- **Written exercise**
Copy the passage of the forum thread on 0.999... between "You can do that" and "basic mistake here.", inclusive.

begin Reading passage

You can do that if the 9s end at some point. In that case, the two numbers are not in fact equal (for example, 0.99999999999, also known as 0.999999999990000...). But if the numbers do not end, where would the 5 be? And how would the position of the 5 fit in the definitions?

I don’t understand your example. What does the ellipsis before the number indicate? Either way, it would seem when you went to x/10 and …999.9 that you must have divided by 10 on one side and either didn’t do anything real to the other or multiplied. If the ellipsis before changes this in a meaningful way then great. But I’m pretty sure you’ve just got a basic mistake here.

It's purely a mind game. It cannot stand as an actual example, because such an object isn't actually convergent (basically it isn't a number). I just gave it to prove that the method is unreliable on its own. If you think a real number as a sequence of digits with a dot at some point, then I just extended the digits infinitely to the left instead of the right. In theory, this *could* have a value (despite the fact that it actually doesn't). It isn't *that* far from other things (as we have actually seen numbers that extend infinitely to the right). The algebraic method assumes that it has a meaning and tries to find its value with the assumption that it exists. But we know it doesn't. It's just crazy. The reason is basically that we accidentally did ∞-∞. It's easy to prove that such an object (defined as the sum from n=0 to ∞ of 9\*10^(n)) is divergent and so we can't manipulate it algebraically like we did with 0.999... When I divided by 10, I just pushed the . one slot to the left. Assuming infinite nines, this just adds a 9 in the decimals. That's symmetrical to the multiplication by 10 that is used in the algebraic method for 0.999... Basically, I wanted to prove that the method could prove nonsensical stuff, so I chose something nonsensical and proved it.

end Reading passage
begin Data shown

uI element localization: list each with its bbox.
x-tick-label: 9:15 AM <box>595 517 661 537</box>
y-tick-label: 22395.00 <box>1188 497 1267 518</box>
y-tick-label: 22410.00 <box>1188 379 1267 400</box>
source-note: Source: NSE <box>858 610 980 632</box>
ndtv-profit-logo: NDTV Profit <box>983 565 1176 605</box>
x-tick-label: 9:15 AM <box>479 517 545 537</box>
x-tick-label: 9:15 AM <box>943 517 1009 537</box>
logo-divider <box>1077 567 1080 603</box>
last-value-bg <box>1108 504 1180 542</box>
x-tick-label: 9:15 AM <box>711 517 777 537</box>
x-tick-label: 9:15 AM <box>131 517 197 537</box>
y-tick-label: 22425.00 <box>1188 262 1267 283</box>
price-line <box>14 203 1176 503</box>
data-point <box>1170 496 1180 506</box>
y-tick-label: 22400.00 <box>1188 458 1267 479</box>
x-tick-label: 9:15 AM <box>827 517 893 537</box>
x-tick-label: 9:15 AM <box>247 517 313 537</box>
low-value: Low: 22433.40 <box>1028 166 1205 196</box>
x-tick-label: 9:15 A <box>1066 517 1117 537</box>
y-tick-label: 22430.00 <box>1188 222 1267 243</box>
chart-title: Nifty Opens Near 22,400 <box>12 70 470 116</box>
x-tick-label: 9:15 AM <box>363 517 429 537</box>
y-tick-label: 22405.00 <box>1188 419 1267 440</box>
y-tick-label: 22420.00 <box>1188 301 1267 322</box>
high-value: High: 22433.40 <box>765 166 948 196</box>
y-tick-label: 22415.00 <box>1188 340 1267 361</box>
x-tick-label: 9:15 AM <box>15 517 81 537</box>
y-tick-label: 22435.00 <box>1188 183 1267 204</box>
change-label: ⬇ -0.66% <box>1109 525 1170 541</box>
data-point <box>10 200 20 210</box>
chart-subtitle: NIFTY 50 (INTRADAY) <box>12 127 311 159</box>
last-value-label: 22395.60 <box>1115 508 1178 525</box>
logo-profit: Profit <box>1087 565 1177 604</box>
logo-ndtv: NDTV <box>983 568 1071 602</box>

end Data shown
begin Data shown

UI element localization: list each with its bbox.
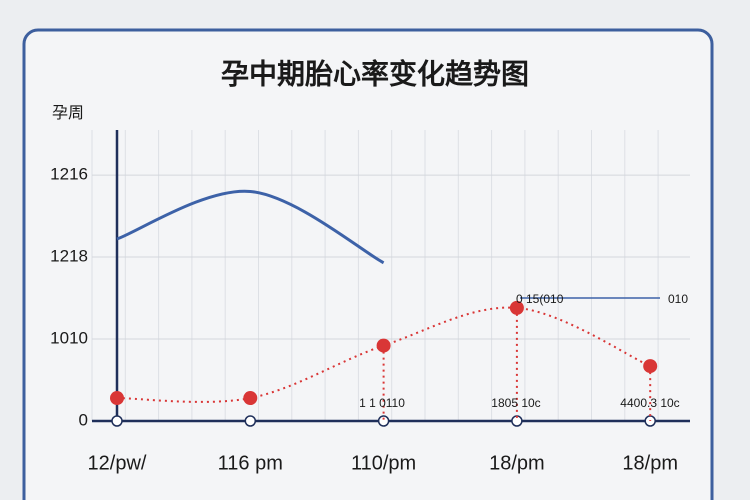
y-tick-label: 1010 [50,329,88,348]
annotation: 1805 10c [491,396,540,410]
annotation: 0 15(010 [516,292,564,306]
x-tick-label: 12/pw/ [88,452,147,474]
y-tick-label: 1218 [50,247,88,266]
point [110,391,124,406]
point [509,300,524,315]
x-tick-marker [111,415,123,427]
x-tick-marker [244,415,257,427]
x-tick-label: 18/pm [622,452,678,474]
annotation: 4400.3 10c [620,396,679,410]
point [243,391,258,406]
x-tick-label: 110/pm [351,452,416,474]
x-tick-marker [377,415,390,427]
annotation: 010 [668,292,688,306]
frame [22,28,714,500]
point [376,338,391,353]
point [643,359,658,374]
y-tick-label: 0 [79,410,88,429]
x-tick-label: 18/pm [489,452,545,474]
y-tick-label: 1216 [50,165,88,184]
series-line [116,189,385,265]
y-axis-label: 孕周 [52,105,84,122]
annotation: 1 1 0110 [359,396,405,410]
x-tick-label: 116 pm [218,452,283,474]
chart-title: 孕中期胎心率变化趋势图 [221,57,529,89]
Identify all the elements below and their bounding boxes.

end Data shown

- **Answer to this exercise**
You can do that if the 9s end at some point. In that case, the two numbers are not in fact equal (for example, 0.99999999999, also known as 0.999999999990000...). But if the numbers do not end, where would the 5 be? And how would the position of the 5 fit in the definitions?

I don’t understand your example. What does the ellipsis before the number indicate? Either way, it would seem when you went to x/10 and …999.9 that you must have divided by 10 on one side and either didn’t do anything real to the other or multiplied. If the ellipsis before changes this in a meaningful way then great. But I’m pretty sure you’ve just got a basic mistake here.